Retype each line of the material exactly, please, skipping any picture in it.

## BEGIN DATASET RECORDS

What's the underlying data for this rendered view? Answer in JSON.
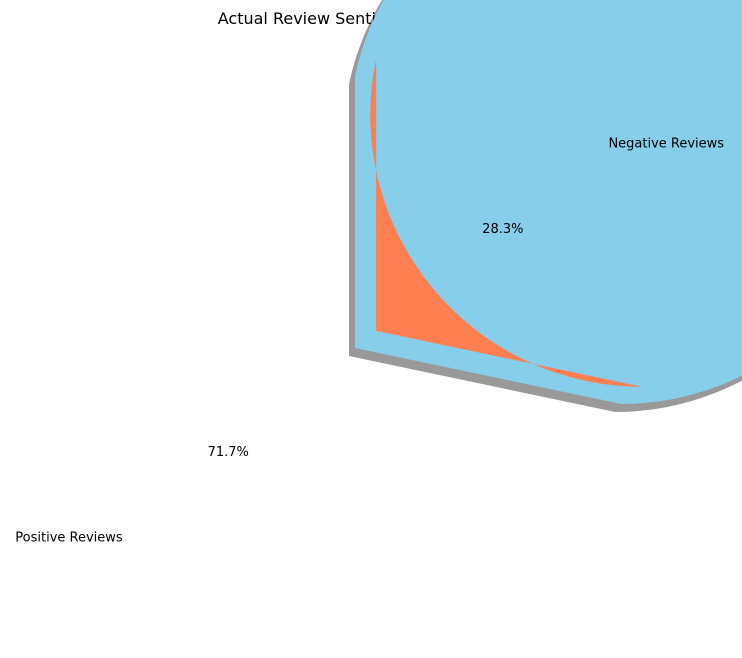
{
  "chart_data": {
    "type": "pie",
    "title": "Actual Review Sentiment Distribution",
    "slices": [
      {
        "label": "Positive Reviews",
        "value": 71.7,
        "pct_label": "71.7%",
        "color": "#87CEEB",
        "explode": 0
      },
      {
        "label": "Negative Reviews",
        "value": 28.3,
        "pct_label": "28.3%",
        "color": "#FF7F50",
        "explode": 0.1
      }
    ],
    "start_angle_deg": 90,
    "shadow": true
  }
}
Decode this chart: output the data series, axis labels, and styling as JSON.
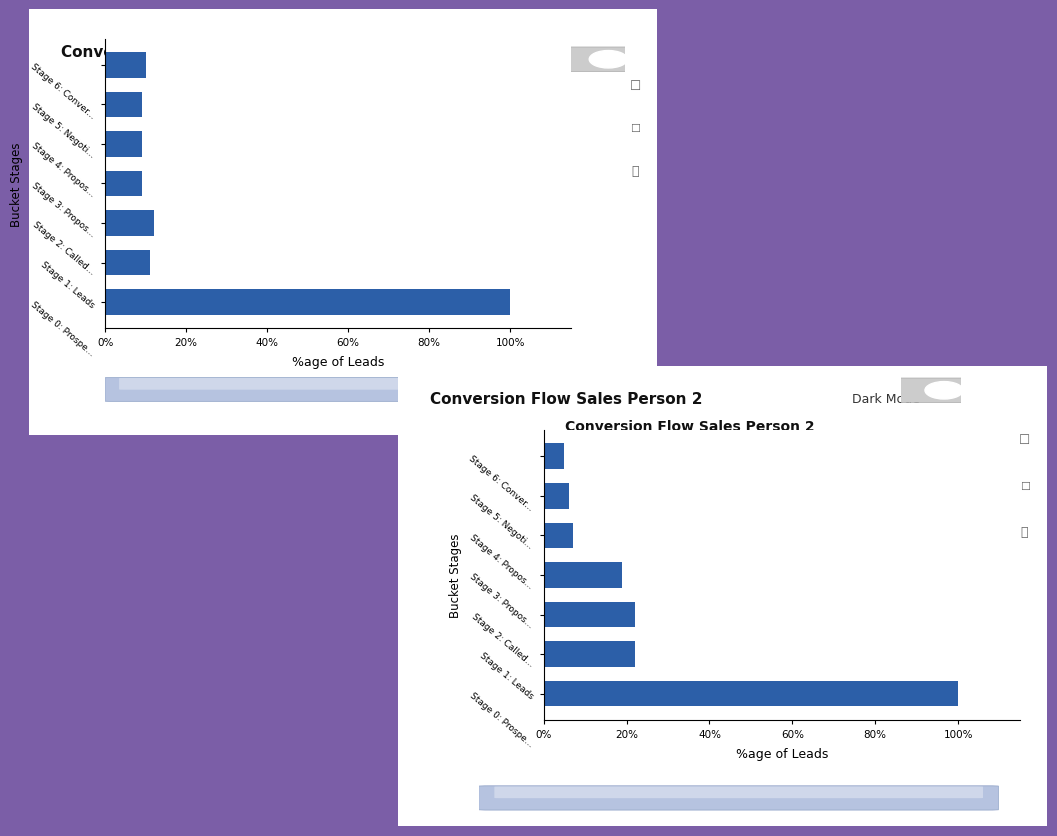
{
  "chart1": {
    "title": "Conversion Flow Sales Person 1",
    "chart_title": "",
    "stages": [
      "Stage 0: Prospe...",
      "Stage 1: Leads",
      "Stage 2: Called...",
      "Stage 3: Propos...",
      "Stage 4: Propos...",
      "Stage 5: Negoti...",
      "Stage 6: Conver..."
    ],
    "values": [
      100,
      11,
      12,
      9,
      9,
      9,
      10
    ],
    "bar_color": "#2c5fa8",
    "xlabel": "%age of Leads",
    "ylabel": "Bucket Stages",
    "xticks": [
      0,
      20,
      40,
      60,
      80,
      100
    ],
    "xtick_labels": [
      "0%",
      "20%",
      "40%",
      "60%",
      "80%",
      "100%"
    ]
  },
  "chart2": {
    "title": "Conversion Flow Sales Person 2",
    "chart_title": "Conversion Flow Sales Person 2",
    "stages": [
      "Stage 0: Prospe...",
      "Stage 1: Leads",
      "Stage 2: Called...",
      "Stage 3: Propos...",
      "Stage 4: Propos...",
      "Stage 5: Negoti...",
      "Stage 6: Conver..."
    ],
    "values": [
      100,
      22,
      22,
      19,
      7,
      6,
      5
    ],
    "bar_color": "#2c5fa8",
    "xlabel": "%age of Leads",
    "ylabel": "Bucket Stages",
    "xticks": [
      0,
      20,
      40,
      60,
      80,
      100
    ],
    "xtick_labels": [
      "0%",
      "20%",
      "40%",
      "60%",
      "80%",
      "100%"
    ]
  },
  "bg_color": "#f0f0f8",
  "card_color": "#ffffff",
  "outer_bg": "#7b5ea7"
}
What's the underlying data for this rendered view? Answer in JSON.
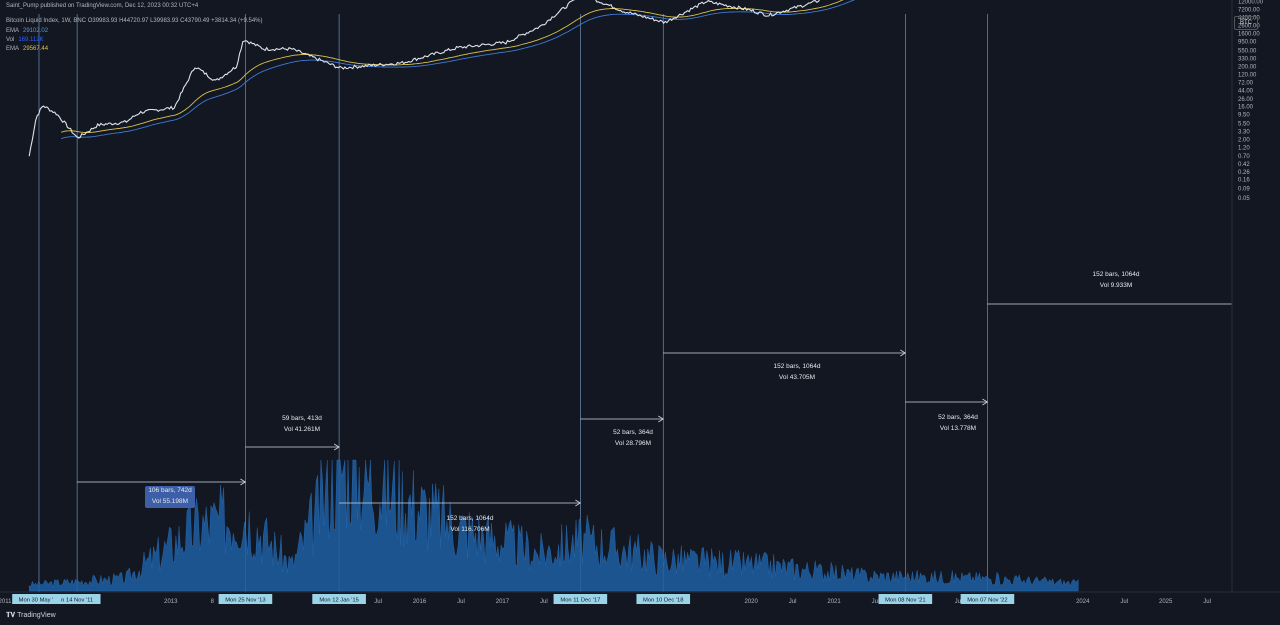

## END DATASET RECORDS

ANSWER
What's the underlying data for this rendered view? Answer in JSON.
{
  "chart_data": {
    "type": "pie",
    "title": "Actual Review Sentiment Distribution",
    "slices": [
      {
        "label": "Positive Reviews",
        "value": 71.7,
        "pct_label": "71.7%",
        "color": "#87CEEB",
        "explode": 0
      },
      {
        "label": "Negative Reviews",
        "value": 28.3,
        "pct_label": "28.3%",
        "color": "#FF7F50",
        "explode": 0.1
      }
    ],
    "start_angle_deg": 90,
    "shadow": true
  }
}
Decode this chart: output the data series, axis labels, and styling as JSON.
{
  "chart1": {
    "title": "Conversion Flow Sales Person 1",
    "chart_title": "",
    "stages": [
      "Stage 0: Prospe...",
      "Stage 1: Leads",
      "Stage 2: Called...",
      "Stage 3: Propos...",
      "Stage 4: Propos...",
      "Stage 5: Negoti...",
      "Stage 6: Conver..."
    ],
    "values": [
      100,
      11,
      12,
      9,
      9,
      9,
      10
    ],
    "bar_color": "#2c5fa8",
    "xlabel": "%age of Leads",
    "ylabel": "Bucket Stages",
    "xticks": [
      0,
      20,
      40,
      60,
      80,
      100
    ],
    "xtick_labels": [
      "0%",
      "20%",
      "40%",
      "60%",
      "80%",
      "100%"
    ]
  },
  "chart2": {
    "title": "Conversion Flow Sales Person 2",
    "chart_title": "Conversion Flow Sales Person 2",
    "stages": [
      "Stage 0: Prospe...",
      "Stage 1: Leads",
      "Stage 2: Called...",
      "Stage 3: Propos...",
      "Stage 4: Propos...",
      "Stage 5: Negoti...",
      "Stage 6: Conver..."
    ],
    "values": [
      100,
      22,
      22,
      19,
      7,
      6,
      5
    ],
    "bar_color": "#2c5fa8",
    "xlabel": "%age of Leads",
    "ylabel": "Bucket Stages",
    "xticks": [
      0,
      20,
      40,
      60,
      80,
      100
    ],
    "xtick_labels": [
      "0%",
      "20%",
      "40%",
      "60%",
      "80%",
      "100%"
    ]
  },
  "bg_color": "#f0f0f8",
  "card_color": "#ffffff",
  "outer_bg": "#7b5ea7"
}
What's the underlying data for this rendered view? Answer in JSON.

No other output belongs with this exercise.